#### [Exercise brief]
Of all the lines in the records below, how many hold the word "image"? Give the number alone.

Extracted records
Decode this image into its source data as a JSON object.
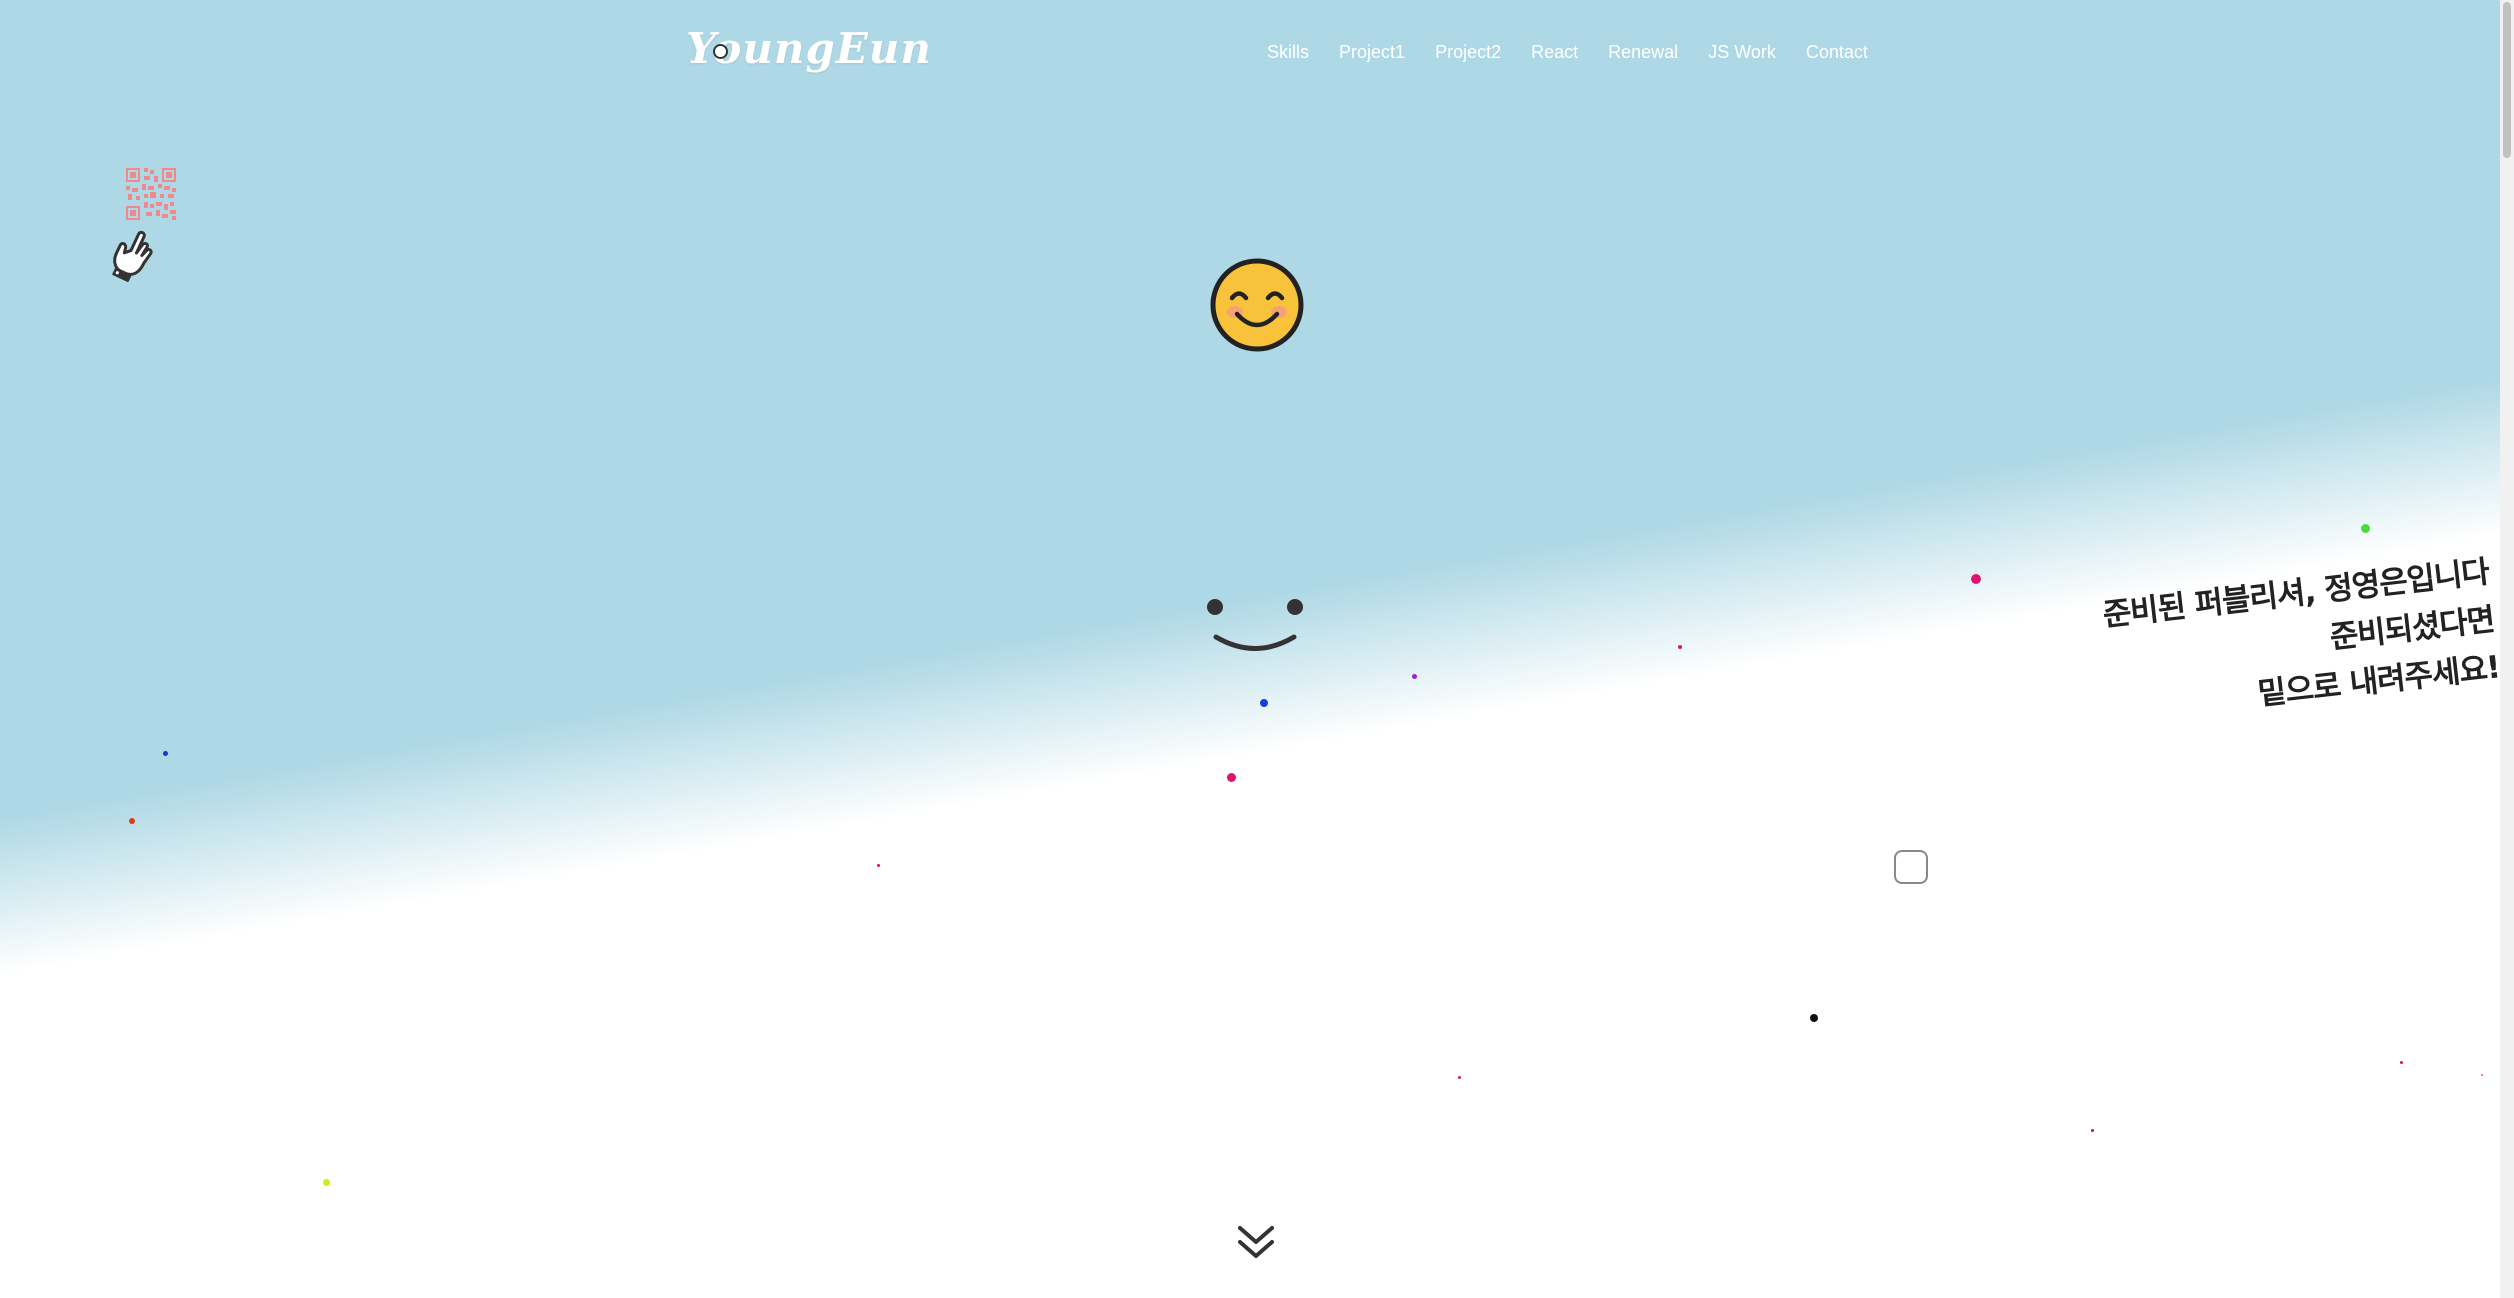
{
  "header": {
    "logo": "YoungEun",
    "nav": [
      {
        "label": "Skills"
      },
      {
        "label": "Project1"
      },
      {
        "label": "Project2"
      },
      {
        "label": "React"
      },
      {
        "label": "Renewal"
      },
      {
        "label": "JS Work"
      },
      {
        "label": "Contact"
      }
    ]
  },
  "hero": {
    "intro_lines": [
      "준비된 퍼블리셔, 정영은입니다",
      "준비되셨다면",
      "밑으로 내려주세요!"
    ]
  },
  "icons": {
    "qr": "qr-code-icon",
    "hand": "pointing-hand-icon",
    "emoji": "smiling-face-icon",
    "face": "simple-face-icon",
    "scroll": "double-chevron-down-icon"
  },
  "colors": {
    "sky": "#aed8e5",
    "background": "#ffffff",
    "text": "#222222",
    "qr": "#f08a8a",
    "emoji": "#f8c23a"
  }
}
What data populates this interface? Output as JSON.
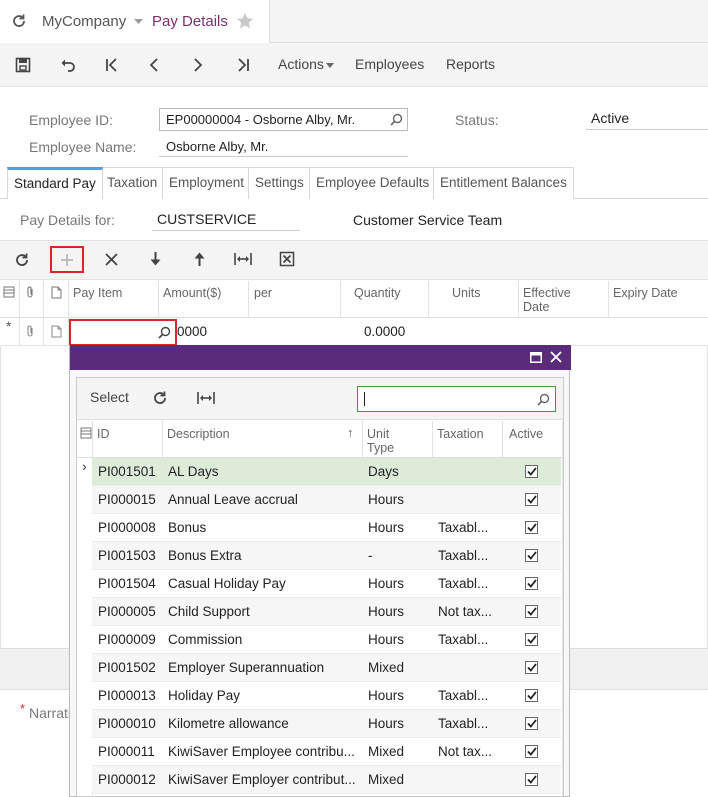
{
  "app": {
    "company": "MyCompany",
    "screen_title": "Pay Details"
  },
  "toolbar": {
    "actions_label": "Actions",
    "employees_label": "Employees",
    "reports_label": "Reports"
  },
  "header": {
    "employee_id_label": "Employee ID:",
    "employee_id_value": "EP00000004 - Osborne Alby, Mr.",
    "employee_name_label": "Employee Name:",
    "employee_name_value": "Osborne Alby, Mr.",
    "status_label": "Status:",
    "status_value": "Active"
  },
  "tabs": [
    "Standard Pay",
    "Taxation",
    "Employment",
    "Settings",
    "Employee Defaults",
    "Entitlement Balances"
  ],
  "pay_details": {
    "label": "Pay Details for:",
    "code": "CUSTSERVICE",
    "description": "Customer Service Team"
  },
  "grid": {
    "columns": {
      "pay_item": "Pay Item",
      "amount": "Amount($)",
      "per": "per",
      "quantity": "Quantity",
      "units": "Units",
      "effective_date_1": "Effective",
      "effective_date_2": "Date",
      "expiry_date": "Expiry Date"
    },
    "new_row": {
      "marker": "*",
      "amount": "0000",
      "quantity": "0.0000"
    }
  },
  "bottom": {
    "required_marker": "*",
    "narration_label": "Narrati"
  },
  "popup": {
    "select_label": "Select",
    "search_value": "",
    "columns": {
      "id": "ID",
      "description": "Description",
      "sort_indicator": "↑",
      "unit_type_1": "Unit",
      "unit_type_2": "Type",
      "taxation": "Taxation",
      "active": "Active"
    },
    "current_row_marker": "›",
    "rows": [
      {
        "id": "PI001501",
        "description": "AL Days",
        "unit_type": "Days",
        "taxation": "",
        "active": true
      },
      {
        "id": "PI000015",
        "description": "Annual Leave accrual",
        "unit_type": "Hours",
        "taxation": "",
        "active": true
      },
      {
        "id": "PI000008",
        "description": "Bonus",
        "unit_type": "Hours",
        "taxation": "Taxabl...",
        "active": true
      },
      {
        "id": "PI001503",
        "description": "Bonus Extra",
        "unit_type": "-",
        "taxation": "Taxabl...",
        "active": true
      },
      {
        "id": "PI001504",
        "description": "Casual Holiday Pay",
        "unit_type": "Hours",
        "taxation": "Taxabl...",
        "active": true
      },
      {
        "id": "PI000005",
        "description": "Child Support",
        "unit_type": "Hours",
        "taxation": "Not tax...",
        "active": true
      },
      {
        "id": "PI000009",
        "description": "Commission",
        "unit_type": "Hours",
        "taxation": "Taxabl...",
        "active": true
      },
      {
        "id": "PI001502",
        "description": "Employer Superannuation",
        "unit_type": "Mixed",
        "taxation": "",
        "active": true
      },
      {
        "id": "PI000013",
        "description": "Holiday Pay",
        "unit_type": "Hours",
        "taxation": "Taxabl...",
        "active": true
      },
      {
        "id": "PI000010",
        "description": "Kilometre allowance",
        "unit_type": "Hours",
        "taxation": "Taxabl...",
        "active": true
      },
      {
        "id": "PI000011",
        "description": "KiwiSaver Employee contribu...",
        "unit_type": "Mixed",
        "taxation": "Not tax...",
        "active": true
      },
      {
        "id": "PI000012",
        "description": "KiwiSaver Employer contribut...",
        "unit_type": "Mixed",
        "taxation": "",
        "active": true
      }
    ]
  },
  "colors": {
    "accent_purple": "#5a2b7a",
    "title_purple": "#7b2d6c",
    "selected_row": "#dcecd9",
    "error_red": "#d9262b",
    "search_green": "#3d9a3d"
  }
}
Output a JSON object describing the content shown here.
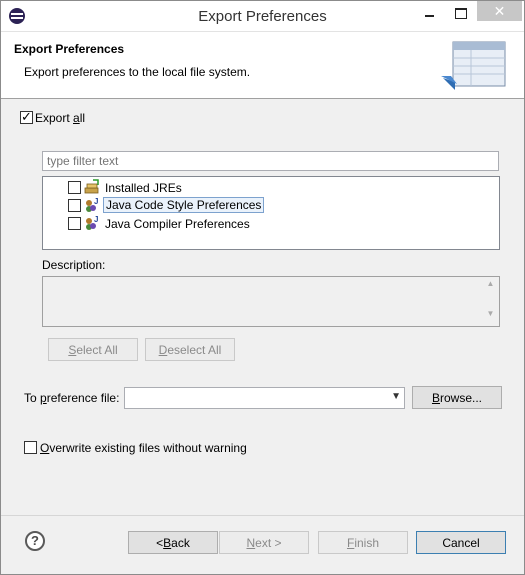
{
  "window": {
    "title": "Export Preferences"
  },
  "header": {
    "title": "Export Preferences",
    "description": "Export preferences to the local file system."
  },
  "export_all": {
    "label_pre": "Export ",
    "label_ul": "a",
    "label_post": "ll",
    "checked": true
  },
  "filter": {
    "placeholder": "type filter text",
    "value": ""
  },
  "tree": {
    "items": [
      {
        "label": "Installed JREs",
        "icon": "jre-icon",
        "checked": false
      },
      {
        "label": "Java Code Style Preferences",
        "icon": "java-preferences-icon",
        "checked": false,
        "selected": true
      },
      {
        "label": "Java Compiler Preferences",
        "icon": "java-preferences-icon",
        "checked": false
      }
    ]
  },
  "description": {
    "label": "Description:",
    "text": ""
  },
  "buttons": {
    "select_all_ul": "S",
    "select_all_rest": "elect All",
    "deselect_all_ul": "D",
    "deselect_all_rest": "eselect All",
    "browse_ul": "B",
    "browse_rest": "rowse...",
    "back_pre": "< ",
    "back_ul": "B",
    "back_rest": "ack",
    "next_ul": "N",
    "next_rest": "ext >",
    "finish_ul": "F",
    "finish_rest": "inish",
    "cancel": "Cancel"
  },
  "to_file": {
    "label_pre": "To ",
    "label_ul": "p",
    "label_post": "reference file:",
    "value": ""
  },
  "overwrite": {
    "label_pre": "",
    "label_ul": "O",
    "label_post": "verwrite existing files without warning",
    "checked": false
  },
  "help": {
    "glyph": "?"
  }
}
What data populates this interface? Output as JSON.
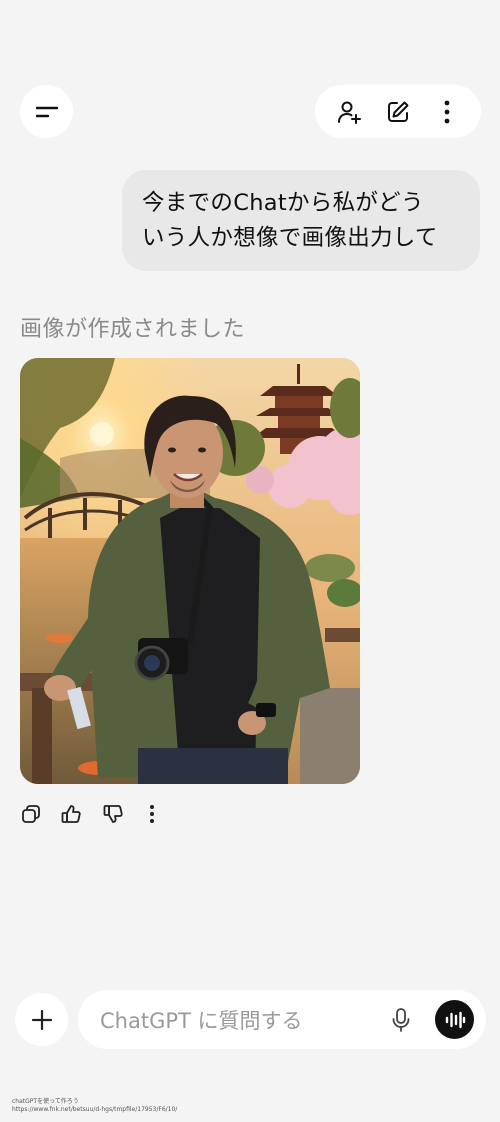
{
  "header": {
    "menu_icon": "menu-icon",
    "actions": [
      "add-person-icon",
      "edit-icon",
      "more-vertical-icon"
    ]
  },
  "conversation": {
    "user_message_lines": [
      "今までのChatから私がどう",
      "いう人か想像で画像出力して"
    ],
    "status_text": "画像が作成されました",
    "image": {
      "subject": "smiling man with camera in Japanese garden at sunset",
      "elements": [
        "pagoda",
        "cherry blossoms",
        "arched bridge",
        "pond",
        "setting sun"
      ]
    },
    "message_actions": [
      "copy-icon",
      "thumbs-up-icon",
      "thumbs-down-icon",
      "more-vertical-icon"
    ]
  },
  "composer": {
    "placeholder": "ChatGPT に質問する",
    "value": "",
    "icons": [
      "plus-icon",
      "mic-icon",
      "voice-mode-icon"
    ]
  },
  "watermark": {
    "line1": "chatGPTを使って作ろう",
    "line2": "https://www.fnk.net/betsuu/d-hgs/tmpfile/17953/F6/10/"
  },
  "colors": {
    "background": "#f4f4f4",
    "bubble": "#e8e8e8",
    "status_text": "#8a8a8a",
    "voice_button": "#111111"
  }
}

#### [Result of this exercise]
2